- [EXCERPT TO READ]:
The school’s principal sent out a notification Wednesday reminding parents about the event
With the Global Climate Strike around the corner, education leaders of the Santa Barbara Unified School District are preparing for what’s to come.
“We are aware of a Global Climate Strike that is emerging globally and locally in Santa Barbara,” Santa Barbara High principal Elise Simmons wrote Wednesday morning via ParentSquare, the communication app utilized by the school district.
The strike — supported by organizations such as Christian Aid, Patagonia, Amnesty International, Levi Strauss & Co, and the Harry Potter Alliance — is slated to begin Friday until Sept. 27.
“This shouldn’t be the children’s responsibility,” said 16-year-old Swedish environmental activist Greta Thunberg said in a video on globalclimatestrike.net. “Now the adults also need to help us.”
Dr. Simmons wrote in the ParentSquare message that she and her team have been in “close communication with SBHS student leaders who are passionate about the environment and we are aware of their plans related to Friday, Sept. 20th. We are prepared to provide active supervision for their safety.”

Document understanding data
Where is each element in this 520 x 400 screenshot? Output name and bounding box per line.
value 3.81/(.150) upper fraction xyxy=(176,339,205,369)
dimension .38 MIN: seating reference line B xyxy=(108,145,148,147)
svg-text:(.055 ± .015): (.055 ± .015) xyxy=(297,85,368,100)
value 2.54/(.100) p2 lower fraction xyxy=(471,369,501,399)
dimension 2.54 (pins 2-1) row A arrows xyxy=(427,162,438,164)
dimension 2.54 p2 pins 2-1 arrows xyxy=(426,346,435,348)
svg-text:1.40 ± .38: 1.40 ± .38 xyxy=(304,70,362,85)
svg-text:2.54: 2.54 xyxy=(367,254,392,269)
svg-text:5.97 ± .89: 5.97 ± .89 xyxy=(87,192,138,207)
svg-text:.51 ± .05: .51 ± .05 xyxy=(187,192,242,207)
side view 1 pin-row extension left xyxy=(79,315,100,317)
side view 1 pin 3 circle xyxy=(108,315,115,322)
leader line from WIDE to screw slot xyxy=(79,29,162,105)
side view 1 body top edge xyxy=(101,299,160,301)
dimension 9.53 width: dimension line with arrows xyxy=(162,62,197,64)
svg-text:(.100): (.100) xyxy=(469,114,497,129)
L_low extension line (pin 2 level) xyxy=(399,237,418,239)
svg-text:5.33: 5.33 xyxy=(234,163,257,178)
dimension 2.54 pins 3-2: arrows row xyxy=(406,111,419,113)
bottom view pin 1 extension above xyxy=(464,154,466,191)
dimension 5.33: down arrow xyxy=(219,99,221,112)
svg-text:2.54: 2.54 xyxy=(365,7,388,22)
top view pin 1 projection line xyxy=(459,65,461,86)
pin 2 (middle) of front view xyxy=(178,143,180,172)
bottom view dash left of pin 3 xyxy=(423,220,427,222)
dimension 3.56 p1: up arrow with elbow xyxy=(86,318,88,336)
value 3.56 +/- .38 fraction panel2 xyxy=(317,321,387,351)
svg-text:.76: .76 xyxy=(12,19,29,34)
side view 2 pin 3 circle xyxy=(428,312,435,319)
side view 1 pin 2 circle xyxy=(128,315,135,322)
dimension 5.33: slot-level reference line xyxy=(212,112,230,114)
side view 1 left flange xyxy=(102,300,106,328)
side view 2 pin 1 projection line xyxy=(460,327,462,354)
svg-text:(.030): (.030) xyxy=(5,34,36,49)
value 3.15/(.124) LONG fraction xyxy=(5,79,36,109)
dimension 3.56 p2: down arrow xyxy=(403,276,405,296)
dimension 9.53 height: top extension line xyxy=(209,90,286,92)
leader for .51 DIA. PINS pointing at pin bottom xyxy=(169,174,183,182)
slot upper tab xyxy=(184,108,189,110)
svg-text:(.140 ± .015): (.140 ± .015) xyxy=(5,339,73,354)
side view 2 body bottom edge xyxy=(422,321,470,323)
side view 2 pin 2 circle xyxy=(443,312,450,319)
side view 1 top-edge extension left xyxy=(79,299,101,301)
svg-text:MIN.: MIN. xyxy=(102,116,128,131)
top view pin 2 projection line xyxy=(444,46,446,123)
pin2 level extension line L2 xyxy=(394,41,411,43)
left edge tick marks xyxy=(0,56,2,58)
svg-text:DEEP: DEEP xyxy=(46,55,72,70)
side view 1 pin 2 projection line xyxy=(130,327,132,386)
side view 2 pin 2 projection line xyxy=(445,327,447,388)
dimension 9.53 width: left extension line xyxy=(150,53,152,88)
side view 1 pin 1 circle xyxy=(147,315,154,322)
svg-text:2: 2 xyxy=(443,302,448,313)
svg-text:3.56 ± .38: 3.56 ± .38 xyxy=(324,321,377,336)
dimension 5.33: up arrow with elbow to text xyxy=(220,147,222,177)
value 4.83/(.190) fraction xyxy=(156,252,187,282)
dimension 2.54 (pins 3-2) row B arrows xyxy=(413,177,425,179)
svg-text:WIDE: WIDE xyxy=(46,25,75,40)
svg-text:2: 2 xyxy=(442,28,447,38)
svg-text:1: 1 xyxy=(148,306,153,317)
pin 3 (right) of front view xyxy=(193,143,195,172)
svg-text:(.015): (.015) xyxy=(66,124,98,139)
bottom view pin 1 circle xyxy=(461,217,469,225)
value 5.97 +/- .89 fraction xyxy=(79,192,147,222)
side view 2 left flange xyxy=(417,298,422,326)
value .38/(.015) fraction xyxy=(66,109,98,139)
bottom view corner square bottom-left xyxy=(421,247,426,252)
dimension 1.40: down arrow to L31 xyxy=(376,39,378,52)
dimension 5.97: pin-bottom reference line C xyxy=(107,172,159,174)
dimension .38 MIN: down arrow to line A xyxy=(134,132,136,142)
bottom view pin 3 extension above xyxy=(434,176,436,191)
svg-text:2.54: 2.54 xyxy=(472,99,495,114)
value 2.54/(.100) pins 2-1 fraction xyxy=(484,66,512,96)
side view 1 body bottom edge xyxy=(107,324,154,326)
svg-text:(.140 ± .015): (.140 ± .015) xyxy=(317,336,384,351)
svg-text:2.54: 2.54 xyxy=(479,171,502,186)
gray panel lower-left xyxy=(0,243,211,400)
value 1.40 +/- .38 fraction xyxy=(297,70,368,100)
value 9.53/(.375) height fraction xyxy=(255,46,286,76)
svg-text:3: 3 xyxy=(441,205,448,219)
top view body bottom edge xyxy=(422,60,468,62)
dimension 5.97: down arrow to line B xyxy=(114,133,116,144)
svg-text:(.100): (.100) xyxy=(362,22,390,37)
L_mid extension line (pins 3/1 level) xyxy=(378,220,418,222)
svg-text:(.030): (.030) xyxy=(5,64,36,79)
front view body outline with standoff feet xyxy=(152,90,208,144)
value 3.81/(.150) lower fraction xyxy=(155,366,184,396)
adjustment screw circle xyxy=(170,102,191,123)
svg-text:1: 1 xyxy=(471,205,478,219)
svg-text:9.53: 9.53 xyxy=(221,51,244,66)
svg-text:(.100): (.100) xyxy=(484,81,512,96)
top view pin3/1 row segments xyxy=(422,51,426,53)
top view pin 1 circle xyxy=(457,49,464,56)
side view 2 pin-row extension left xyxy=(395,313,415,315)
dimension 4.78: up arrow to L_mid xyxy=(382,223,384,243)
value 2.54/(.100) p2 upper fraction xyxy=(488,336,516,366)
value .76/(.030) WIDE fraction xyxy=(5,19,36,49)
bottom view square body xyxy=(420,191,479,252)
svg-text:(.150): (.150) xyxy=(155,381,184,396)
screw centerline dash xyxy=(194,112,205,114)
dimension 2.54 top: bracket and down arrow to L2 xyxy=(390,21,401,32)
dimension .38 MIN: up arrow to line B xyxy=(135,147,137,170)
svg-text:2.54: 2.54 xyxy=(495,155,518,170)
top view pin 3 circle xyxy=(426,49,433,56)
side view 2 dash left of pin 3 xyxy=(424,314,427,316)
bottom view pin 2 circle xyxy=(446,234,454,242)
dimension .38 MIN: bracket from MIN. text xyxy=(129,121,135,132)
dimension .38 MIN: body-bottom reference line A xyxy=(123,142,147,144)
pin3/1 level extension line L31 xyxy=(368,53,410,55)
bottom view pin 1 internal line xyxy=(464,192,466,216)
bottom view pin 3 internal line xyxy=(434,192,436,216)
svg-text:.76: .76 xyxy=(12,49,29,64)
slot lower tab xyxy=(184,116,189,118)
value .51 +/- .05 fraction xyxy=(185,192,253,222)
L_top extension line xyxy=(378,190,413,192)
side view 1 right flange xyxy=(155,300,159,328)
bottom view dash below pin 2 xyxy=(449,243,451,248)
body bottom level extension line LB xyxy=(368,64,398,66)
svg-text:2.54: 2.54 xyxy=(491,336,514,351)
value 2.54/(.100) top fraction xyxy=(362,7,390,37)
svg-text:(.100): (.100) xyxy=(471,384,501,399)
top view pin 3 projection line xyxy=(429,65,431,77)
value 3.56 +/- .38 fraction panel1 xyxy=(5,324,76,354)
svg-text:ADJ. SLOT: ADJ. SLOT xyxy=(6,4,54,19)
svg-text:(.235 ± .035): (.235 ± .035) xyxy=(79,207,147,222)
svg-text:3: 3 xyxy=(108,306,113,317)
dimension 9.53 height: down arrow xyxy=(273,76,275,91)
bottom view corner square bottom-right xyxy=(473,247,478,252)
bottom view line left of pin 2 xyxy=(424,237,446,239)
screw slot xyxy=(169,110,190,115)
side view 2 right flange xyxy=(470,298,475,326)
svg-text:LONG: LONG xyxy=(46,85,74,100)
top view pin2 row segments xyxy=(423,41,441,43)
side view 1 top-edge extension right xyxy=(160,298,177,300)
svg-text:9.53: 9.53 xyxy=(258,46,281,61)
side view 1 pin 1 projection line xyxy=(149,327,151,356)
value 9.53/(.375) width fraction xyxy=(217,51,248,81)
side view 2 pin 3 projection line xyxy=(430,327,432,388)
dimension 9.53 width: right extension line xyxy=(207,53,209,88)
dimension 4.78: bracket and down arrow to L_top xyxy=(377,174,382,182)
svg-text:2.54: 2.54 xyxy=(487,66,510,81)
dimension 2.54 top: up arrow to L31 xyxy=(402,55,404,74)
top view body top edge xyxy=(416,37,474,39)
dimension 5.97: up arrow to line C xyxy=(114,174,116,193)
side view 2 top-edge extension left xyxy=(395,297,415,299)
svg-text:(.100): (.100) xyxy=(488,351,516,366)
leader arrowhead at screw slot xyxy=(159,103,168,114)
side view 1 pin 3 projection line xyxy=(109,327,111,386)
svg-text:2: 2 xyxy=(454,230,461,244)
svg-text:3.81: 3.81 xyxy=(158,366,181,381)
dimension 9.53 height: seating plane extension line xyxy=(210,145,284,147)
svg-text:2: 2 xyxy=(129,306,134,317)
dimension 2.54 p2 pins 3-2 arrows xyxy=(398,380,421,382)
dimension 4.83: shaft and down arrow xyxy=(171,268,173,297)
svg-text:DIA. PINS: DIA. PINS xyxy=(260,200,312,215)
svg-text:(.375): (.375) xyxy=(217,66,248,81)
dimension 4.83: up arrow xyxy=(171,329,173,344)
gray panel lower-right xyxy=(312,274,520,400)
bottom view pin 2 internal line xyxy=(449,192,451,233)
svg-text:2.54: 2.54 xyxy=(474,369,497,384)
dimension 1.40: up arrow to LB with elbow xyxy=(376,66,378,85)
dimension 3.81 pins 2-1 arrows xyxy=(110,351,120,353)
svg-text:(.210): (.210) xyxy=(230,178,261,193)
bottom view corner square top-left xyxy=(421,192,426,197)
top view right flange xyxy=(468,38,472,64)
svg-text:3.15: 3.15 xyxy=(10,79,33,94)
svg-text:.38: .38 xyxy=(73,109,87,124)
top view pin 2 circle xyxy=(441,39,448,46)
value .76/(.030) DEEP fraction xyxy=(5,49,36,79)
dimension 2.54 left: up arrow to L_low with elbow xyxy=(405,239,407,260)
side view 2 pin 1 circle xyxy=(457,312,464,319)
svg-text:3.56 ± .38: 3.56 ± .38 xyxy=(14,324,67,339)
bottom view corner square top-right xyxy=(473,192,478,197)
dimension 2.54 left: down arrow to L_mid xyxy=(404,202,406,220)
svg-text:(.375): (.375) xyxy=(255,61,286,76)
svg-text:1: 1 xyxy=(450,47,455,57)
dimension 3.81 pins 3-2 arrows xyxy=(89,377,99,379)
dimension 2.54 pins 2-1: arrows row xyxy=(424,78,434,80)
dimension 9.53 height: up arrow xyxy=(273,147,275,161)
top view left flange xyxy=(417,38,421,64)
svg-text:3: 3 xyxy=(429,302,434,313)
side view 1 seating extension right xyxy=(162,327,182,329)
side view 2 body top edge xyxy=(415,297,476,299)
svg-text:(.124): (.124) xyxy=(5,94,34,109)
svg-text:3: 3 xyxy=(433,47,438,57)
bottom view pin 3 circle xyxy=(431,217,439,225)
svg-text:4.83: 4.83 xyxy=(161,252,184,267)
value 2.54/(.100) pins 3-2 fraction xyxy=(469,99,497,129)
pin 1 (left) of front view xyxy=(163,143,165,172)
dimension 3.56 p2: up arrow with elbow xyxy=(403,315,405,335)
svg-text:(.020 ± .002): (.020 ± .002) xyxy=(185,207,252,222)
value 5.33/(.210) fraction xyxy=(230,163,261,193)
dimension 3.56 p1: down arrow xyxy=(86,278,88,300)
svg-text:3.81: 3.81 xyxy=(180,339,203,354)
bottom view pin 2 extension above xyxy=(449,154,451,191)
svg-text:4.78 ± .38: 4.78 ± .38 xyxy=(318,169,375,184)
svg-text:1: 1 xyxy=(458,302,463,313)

- [EXERCISE]:
According to the climate strike article, which communication app does the Santa Barbara Unified School District use? These items are separate material and have no connection to the climate strike article.

- [SOLUTION FOR THIS EXERCISE]:
ParentSquare